# Goal
Repeat verbatim each line from the line with "Decode this image" to the end of the entries. Pictures do not belong in the copy.
#####
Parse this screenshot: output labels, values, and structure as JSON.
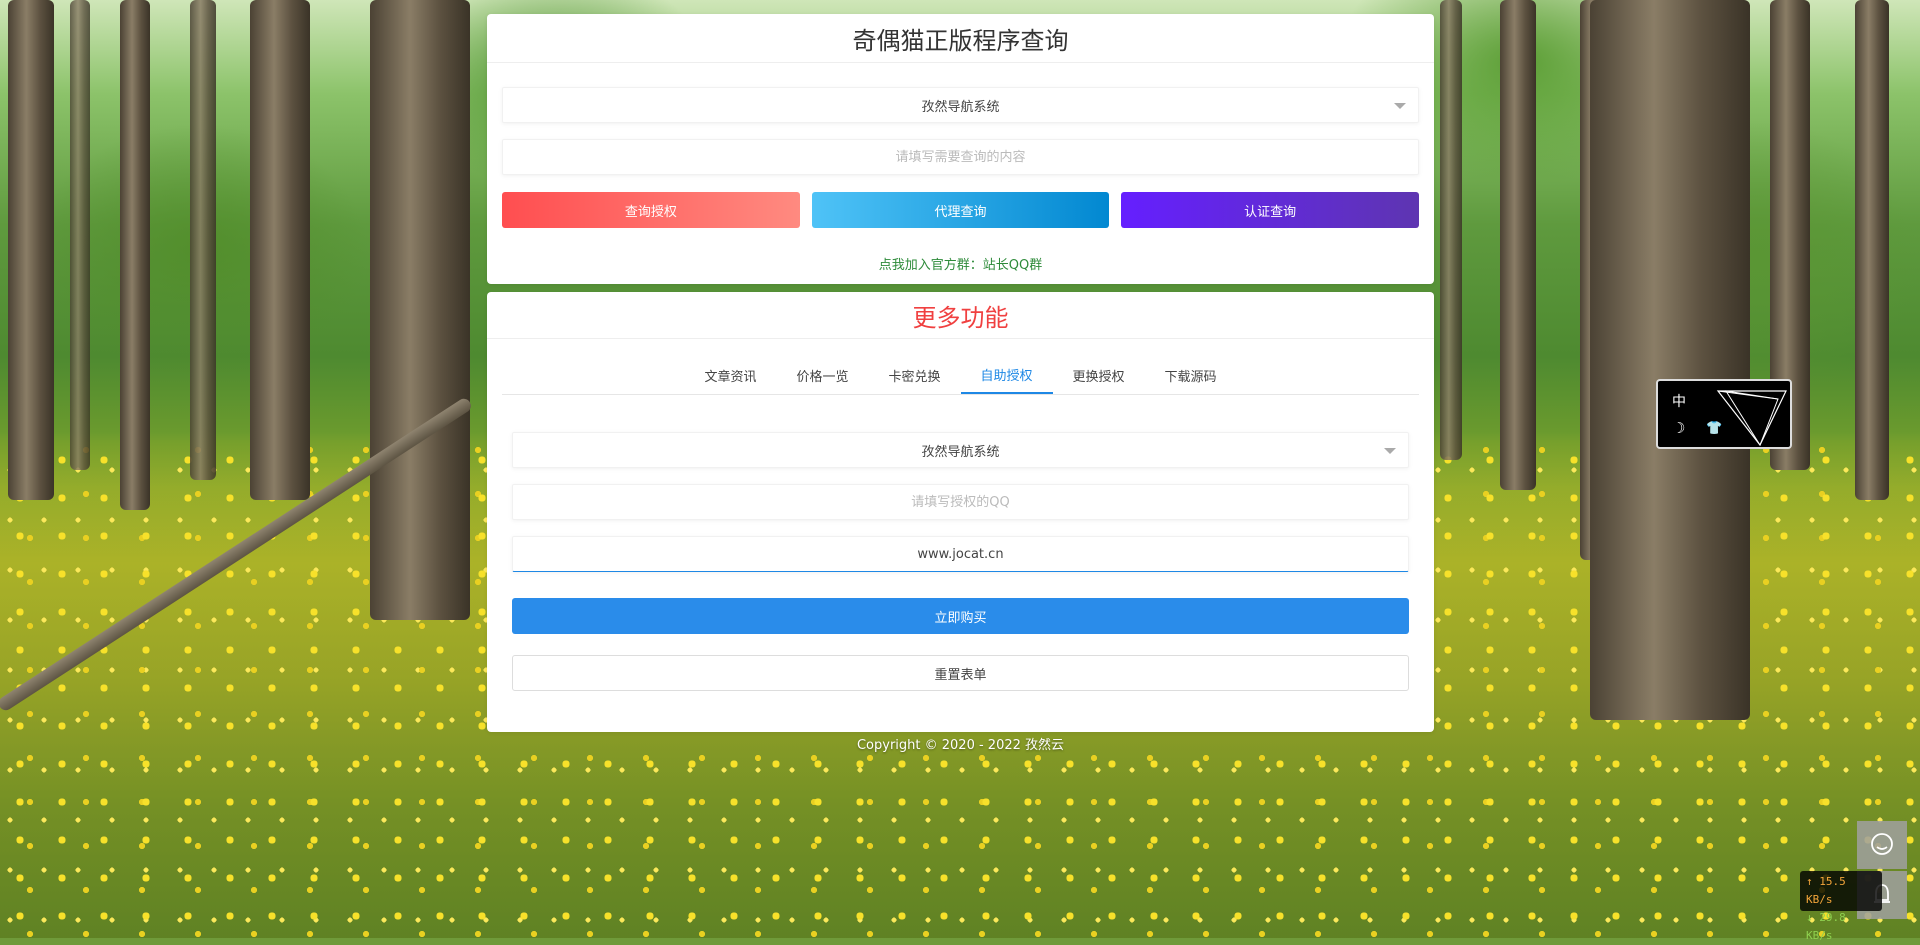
{
  "query_card": {
    "title": "奇偶猫正版程序查询",
    "program_select": "孜然导航系统",
    "query_placeholder": "请填写需要查询的内容",
    "buttons": {
      "auth": "查询授权",
      "agent": "代理查询",
      "cert": "认证查询"
    },
    "group_link": "点我加入官方群：站长QQ群"
  },
  "more_card": {
    "title": "更多功能",
    "tabs": [
      {
        "label": "文章资讯"
      },
      {
        "label": "价格一览"
      },
      {
        "label": "卡密兑换"
      },
      {
        "label": "自助授权"
      },
      {
        "label": "更换授权"
      },
      {
        "label": "下载源码"
      }
    ],
    "active_tab": "自助授权",
    "program_select": "孜然导航系统",
    "qq_placeholder": "请填写授权的QQ",
    "domain_value": "www.jocat.cn",
    "buy_label": "立即购买",
    "reset_label": "重置表单"
  },
  "footer": {
    "copyright": "Copyright © 2020 - 2022 孜然云"
  },
  "widget": {
    "lang": "中"
  },
  "net_speed": {
    "up": "↑ 15.5 KB/s",
    "down": "↓ 29.8 KB/s"
  },
  "colors": {
    "accent_blue": "#1e88e5",
    "title_red": "#f04040",
    "link_green": "#2e8b3a"
  }
}
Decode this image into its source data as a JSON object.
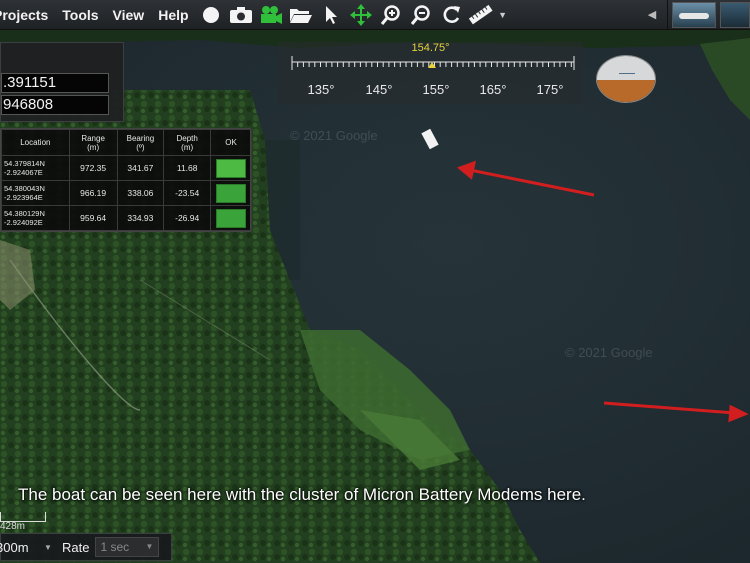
{
  "menu": {
    "items": [
      "Projects",
      "Tools",
      "View",
      "Help"
    ]
  },
  "toolbar": {
    "icons": [
      "record-circle-icon",
      "camera-icon",
      "video-camera-icon",
      "open-folder-icon",
      "pointer-icon",
      "pan-move-icon",
      "zoom-in-icon",
      "zoom-out-icon",
      "refresh-icon",
      "ruler-icon"
    ],
    "accent": "#2fbf3a"
  },
  "coordinates": {
    "value_1": ".391151",
    "value_2": "946808"
  },
  "modem_table": {
    "headers": [
      "Location",
      "Range\n(m)",
      "Bearing\n(º)",
      "Depth\n(m)",
      "OK"
    ],
    "rows": [
      {
        "location_lat": "54.379814N",
        "location_lon": "-2.924067E",
        "range": "972.35",
        "bearing": "341.67",
        "depth": "11.68"
      },
      {
        "location_lat": "54.380043N",
        "location_lon": "-2.923964E",
        "range": "966.19",
        "bearing": "338.06",
        "depth": "-23.54"
      },
      {
        "location_lat": "54.380129N",
        "location_lon": "-2.924092E",
        "range": "959.64",
        "bearing": "334.93",
        "depth": "-26.94"
      }
    ],
    "ok_color": "#3aa33a"
  },
  "heading": {
    "value": "154.75°",
    "ticks": [
      "135°",
      "145°",
      "155°",
      "165°",
      "175°"
    ]
  },
  "map": {
    "watermark": "© 2021 Google",
    "caption": "The boat can be seen here with the cluster of Micron Battery Modems here.",
    "arrow_color": "#d21e1e"
  },
  "scale": {
    "label": "428m"
  },
  "bottom_bar": {
    "range_value": "300m",
    "rate_label": "Rate",
    "rate_value": "1 sec"
  }
}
#####
# Output below
Decode this image into its source data as a JSON object.
{
  "menu": {
    "items": [
      "Projects",
      "Tools",
      "View",
      "Help"
    ]
  },
  "toolbar": {
    "icons": [
      "record-circle-icon",
      "camera-icon",
      "video-camera-icon",
      "open-folder-icon",
      "pointer-icon",
      "pan-move-icon",
      "zoom-in-icon",
      "zoom-out-icon",
      "refresh-icon",
      "ruler-icon"
    ],
    "accent": "#2fbf3a"
  },
  "coordinates": {
    "value_1": ".391151",
    "value_2": "946808"
  },
  "modem_table": {
    "headers": [
      "Location",
      "Range\n(m)",
      "Bearing\n(º)",
      "Depth\n(m)",
      "OK"
    ],
    "rows": [
      {
        "location_lat": "54.379814N",
        "location_lon": "-2.924067E",
        "range": "972.35",
        "bearing": "341.67",
        "depth": "11.68"
      },
      {
        "location_lat": "54.380043N",
        "location_lon": "-2.923964E",
        "range": "966.19",
        "bearing": "338.06",
        "depth": "-23.54"
      },
      {
        "location_lat": "54.380129N",
        "location_lon": "-2.924092E",
        "range": "959.64",
        "bearing": "334.93",
        "depth": "-26.94"
      }
    ],
    "ok_color": "#3aa33a"
  },
  "heading": {
    "value": "154.75°",
    "ticks": [
      "135°",
      "145°",
      "155°",
      "165°",
      "175°"
    ]
  },
  "map": {
    "watermark": "© 2021 Google",
    "caption": "The boat can be seen here with the cluster of Micron Battery Modems here.",
    "arrow_color": "#d21e1e"
  },
  "scale": {
    "label": "428m"
  },
  "bottom_bar": {
    "range_value": "300m",
    "rate_label": "Rate",
    "rate_value": "1 sec"
  }
}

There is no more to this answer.